* [WHAT IS BEING ASKED]: Copy out all the records exactly.

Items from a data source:

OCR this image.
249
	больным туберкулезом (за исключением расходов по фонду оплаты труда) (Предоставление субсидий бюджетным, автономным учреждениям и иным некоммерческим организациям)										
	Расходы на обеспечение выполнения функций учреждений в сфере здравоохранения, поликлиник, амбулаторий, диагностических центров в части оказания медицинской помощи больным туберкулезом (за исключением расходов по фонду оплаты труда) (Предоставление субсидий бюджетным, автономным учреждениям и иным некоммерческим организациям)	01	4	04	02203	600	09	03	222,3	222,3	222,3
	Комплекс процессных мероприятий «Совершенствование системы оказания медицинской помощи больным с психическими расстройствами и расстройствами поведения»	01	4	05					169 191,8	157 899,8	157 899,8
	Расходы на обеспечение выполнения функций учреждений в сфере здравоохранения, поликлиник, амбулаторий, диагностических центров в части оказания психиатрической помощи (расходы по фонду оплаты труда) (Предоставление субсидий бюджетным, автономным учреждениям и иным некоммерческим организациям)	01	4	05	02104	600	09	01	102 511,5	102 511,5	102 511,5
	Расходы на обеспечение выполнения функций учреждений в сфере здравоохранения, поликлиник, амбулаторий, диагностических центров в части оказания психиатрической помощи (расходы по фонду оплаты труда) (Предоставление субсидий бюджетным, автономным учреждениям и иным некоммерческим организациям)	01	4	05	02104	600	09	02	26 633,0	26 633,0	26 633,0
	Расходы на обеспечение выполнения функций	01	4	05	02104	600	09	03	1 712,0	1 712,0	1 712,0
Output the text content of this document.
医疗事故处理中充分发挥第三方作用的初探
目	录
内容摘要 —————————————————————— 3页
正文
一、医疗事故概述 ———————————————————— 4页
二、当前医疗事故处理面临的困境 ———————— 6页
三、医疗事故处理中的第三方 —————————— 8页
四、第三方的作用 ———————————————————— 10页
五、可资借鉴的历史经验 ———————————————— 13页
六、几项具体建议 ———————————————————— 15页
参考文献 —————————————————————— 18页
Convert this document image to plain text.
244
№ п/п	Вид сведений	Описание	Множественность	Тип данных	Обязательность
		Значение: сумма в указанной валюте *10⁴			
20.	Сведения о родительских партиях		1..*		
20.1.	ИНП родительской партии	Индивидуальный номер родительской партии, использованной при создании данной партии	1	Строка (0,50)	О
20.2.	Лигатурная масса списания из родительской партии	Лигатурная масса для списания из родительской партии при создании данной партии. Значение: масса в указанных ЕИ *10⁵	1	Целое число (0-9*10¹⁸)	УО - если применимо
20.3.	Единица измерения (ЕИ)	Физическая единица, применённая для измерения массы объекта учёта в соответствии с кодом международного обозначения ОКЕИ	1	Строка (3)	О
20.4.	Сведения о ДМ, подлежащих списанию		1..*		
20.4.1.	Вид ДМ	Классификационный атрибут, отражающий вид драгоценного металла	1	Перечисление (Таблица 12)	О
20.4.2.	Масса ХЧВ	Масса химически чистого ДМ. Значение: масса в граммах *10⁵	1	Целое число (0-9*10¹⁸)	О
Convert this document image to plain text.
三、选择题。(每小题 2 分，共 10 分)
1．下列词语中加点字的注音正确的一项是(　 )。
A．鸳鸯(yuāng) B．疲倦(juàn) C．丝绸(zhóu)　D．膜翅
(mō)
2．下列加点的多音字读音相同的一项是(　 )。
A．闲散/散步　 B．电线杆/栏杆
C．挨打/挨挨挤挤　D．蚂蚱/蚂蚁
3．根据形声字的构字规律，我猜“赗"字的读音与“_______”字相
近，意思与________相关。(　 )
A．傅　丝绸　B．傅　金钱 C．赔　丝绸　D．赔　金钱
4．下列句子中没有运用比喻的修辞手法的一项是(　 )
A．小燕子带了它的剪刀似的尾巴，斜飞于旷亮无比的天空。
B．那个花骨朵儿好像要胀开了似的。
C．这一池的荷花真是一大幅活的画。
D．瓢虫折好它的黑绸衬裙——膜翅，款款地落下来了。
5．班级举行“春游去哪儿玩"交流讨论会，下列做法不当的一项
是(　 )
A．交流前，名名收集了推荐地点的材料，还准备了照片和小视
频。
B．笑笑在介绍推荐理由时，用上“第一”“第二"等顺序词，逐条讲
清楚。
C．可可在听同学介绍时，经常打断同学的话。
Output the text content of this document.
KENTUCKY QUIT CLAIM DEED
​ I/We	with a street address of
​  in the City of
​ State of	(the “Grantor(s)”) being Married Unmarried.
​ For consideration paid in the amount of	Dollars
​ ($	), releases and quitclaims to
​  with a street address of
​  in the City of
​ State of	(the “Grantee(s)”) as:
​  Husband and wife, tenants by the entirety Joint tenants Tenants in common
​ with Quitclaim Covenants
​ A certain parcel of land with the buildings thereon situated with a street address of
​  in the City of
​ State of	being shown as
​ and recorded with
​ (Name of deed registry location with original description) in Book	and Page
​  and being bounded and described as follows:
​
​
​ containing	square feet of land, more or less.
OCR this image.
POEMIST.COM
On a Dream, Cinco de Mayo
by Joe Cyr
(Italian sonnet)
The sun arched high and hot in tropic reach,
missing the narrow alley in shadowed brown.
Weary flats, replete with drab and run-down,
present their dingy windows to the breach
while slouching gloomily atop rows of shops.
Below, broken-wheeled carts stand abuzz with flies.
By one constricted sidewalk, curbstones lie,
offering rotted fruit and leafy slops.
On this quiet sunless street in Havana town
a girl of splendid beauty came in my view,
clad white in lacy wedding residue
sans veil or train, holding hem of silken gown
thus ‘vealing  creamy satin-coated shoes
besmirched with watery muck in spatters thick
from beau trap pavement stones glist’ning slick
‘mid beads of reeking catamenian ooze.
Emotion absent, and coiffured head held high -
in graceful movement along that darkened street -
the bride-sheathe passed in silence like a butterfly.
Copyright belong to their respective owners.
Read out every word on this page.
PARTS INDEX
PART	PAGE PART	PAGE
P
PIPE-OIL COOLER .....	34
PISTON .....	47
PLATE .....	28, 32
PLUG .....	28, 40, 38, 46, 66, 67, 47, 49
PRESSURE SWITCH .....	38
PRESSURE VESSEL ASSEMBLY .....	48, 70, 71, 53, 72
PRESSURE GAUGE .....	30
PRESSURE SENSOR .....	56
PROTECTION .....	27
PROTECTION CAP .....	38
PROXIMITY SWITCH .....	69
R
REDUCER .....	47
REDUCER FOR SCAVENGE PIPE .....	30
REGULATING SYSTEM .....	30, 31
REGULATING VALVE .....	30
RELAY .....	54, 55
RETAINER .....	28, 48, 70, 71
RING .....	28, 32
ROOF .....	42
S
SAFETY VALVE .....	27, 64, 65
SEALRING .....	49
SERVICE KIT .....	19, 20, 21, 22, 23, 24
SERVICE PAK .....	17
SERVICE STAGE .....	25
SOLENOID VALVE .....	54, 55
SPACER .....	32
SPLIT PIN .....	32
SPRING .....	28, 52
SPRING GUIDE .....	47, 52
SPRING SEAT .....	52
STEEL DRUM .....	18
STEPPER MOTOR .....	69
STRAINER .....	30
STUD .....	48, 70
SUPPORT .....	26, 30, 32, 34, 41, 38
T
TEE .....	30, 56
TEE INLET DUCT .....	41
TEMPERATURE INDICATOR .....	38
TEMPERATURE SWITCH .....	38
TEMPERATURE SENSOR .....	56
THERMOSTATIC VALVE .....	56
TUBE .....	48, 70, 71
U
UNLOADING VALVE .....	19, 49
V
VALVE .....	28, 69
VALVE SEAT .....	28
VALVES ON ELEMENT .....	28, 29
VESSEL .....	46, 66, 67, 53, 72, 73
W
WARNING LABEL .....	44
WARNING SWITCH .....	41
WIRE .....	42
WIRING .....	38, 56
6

* [EXERCISE SOLUTION]:
OCR this image.
249
	больным туберкулезом (за исключением расходов по фонду оплаты труда) (Предоставление субсидий бюджетным, автономным учреждениям и иным некоммерческим организациям)										
	Расходы на обеспечение выполнения функций учреждений в сфере здравоохранения, поликлиник, амбулаторий, диагностических центров в части оказания медицинской помощи больным туберкулезом (за исключением расходов по фонду оплаты труда) (Предоставление субсидий бюджетным, автономным учреждениям и иным некоммерческим организациям)	01	4	04	02203	600	09	03	222,3	222,3	222,3
	Комплекс процессных мероприятий «Совершенствование системы оказания медицинской помощи больным с психическими расстройствами и расстройствами поведения»	01	4	05					169 191,8	157 899,8	157 899,8
	Расходы на обеспечение выполнения функций учреждений в сфере здравоохранения, поликлиник, амбулаторий, диагностических центров в части оказания психиатрической помощи (расходы по фонду оплаты труда) (Предоставление субсидий бюджетным, автономным учреждениям и иным некоммерческим организациям)	01	4	05	02104	600	09	01	102 511,5	102 511,5	102 511,5
	Расходы на обеспечение выполнения функций учреждений в сфере здравоохранения, поликлиник, амбулаторий, диагностических центров в части оказания психиатрической помощи (расходы по фонду оплаты труда) (Предоставление субсидий бюджетным, автономным учреждениям и иным некоммерческим организациям)	01	4	05	02104	600	09	02	26 633,0	26 633,0	26 633,0
	Расходы на обеспечение выполнения функций	01	4	05	02104	600	09	03	1 712,0	1 712,0	1 712,0
Output the text content of this document.
医疗事故处理中充分发挥第三方作用的初探
目	录
内容摘要 —————————————————————— 3页
正文
一、医疗事故概述 ———————————————————— 4页
二、当前医疗事故处理面临的困境 ———————— 6页
三、医疗事故处理中的第三方 —————————— 8页
四、第三方的作用 ———————————————————— 10页
五、可资借鉴的历史经验 ———————————————— 13页
六、几项具体建议 ———————————————————— 15页
参考文献 —————————————————————— 18页
Convert this document image to plain text.
244
№ п/п	Вид сведений	Описание	Множественность	Тип данных	Обязательность
		Значение: сумма в указанной валюте *10⁴			
20.	Сведения о родительских партиях		1..*		
20.1.	ИНП родительской партии	Индивидуальный номер родительской партии, использованной при создании данной партии	1	Строка (0,50)	О
20.2.	Лигатурная масса списания из родительской партии	Лигатурная масса для списания из родительской партии при создании данной партии. Значение: масса в указанных ЕИ *10⁵	1	Целое число (0-9*10¹⁸)	УО - если применимо
20.3.	Единица измерения (ЕИ)	Физическая единица, применённая для измерения массы объекта учёта в соответствии с кодом международного обозначения ОКЕИ	1	Строка (3)	О
20.4.	Сведения о ДМ, подлежащих списанию		1..*		
20.4.1.	Вид ДМ	Классификационный атрибут, отражающий вид драгоценного металла	1	Перечисление (Таблица 12)	О
20.4.2.	Масса ХЧВ	Масса химически чистого ДМ. Значение: масса в граммах *10⁵	1	Целое число (0-9*10¹⁸)	О
Convert this document image to plain text.
三、选择题。(每小题 2 分，共 10 分)
1．下列词语中加点字的注音正确的一项是(　 )。
A．鸳鸯(yuāng) B．疲倦(juàn) C．丝绸(zhóu)　D．膜翅
(mō)
2．下列加点的多音字读音相同的一项是(　 )。
A．闲散/散步　 B．电线杆/栏杆
C．挨打/挨挨挤挤　D．蚂蚱/蚂蚁
3．根据形声字的构字规律，我猜“赗"字的读音与“_______”字相
近，意思与________相关。(　 )
A．傅　丝绸　B．傅　金钱 C．赔　丝绸　D．赔　金钱
4．下列句子中没有运用比喻的修辞手法的一项是(　 )
A．小燕子带了它的剪刀似的尾巴，斜飞于旷亮无比的天空。
B．那个花骨朵儿好像要胀开了似的。
C．这一池的荷花真是一大幅活的画。
D．瓢虫折好它的黑绸衬裙——膜翅，款款地落下来了。
5．班级举行“春游去哪儿玩"交流讨论会，下列做法不当的一项
是(　 )
A．交流前，名名收集了推荐地点的材料，还准备了照片和小视
频。
B．笑笑在介绍推荐理由时，用上“第一”“第二"等顺序词，逐条讲
清楚。
C．可可在听同学介绍时，经常打断同学的话。
Output the text content of this document.
KENTUCKY QUIT CLAIM DEED
​ I/We	with a street address of
​  in the City of
​ State of	(the “Grantor(s)”) being Married Unmarried.
​ For consideration paid in the amount of	Dollars
​ ($	), releases and quitclaims to
​  with a street address of
​  in the City of
​ State of	(the “Grantee(s)”) as:
​  Husband and wife, tenants by the entirety Joint tenants Tenants in common
​ with Quitclaim Covenants
​ A certain parcel of land with the buildings thereon situated with a street address of
​  in the City of
​ State of	being shown as
​ and recorded with
​ (Name of deed registry location with original description) in Book	and Page
​  and being bounded and described as follows:
​
​
​ containing	square feet of land, more or less.
OCR this image.
POEMIST.COM
On a Dream, Cinco de Mayo
by Joe Cyr
(Italian sonnet)
The sun arched high and hot in tropic reach,
missing the narrow alley in shadowed brown.
Weary flats, replete with drab and run-down,
present their dingy windows to the breach
while slouching gloomily atop rows of shops.
Below, broken-wheeled carts stand abuzz with flies.
By one constricted sidewalk, curbstones lie,
offering rotted fruit and leafy slops.
On this quiet sunless street in Havana town
a girl of splendid beauty came in my view,
clad white in lacy wedding residue
sans veil or train, holding hem of silken gown
thus ‘vealing  creamy satin-coated shoes
besmirched with watery muck in spatters thick
from beau trap pavement stones glist’ning slick
‘mid beads of reeking catamenian ooze.
Emotion absent, and coiffured head held high -
in graceful movement along that darkened street -
the bride-sheathe passed in silence like a butterfly.
Copyright belong to their respective owners.
Read out every word on this page.
PARTS INDEX
PART	PAGE PART	PAGE
P
PIPE-OIL COOLER .....	34
PISTON .....	47
PLATE .....	28, 32
PLUG .....	28, 40, 38, 46, 66, 67, 47, 49
PRESSURE SWITCH .....	38
PRESSURE VESSEL ASSEMBLY .....	48, 70, 71, 53, 72
PRESSURE GAUGE .....	30
PRESSURE SENSOR .....	56
PROTECTION .....	27
PROTECTION CAP .....	38
PROXIMITY SWITCH .....	69
R
REDUCER .....	47
REDUCER FOR SCAVENGE PIPE .....	30
REGULATING SYSTEM .....	30, 31
REGULATING VALVE .....	30
RELAY .....	54, 55
RETAINER .....	28, 48, 70, 71
RING .....	28, 32
ROOF .....	42
S
SAFETY VALVE .....	27, 64, 65
SEALRING .....	49
SERVICE KIT .....	19, 20, 21, 22, 23, 24
SERVICE PAK .....	17
SERVICE STAGE .....	25
SOLENOID VALVE .....	54, 55
SPACER .....	32
SPLIT PIN .....	32
SPRING .....	28, 52
SPRING GUIDE .....	47, 52
SPRING SEAT .....	52
STEEL DRUM .....	18
STEPPER MOTOR .....	69
STRAINER .....	30
STUD .....	48, 70
SUPPORT .....	26, 30, 32, 34, 41, 38
T
TEE .....	30, 56
TEE INLET DUCT .....	41
TEMPERATURE INDICATOR .....	38
TEMPERATURE SWITCH .....	38
TEMPERATURE SENSOR .....	56
THERMOSTATIC VALVE .....	56
TUBE .....	48, 70, 71
U
UNLOADING VALVE .....	19, 49
V
VALVE .....	28, 69
VALVE SEAT .....	28
VALVES ON ELEMENT .....	28, 29
VESSEL .....	46, 66, 67, 53, 72, 73
W
WARNING LABEL .....	44
WARNING SWITCH .....	41
WIRE .....	42
WIRING .....	38, 56
6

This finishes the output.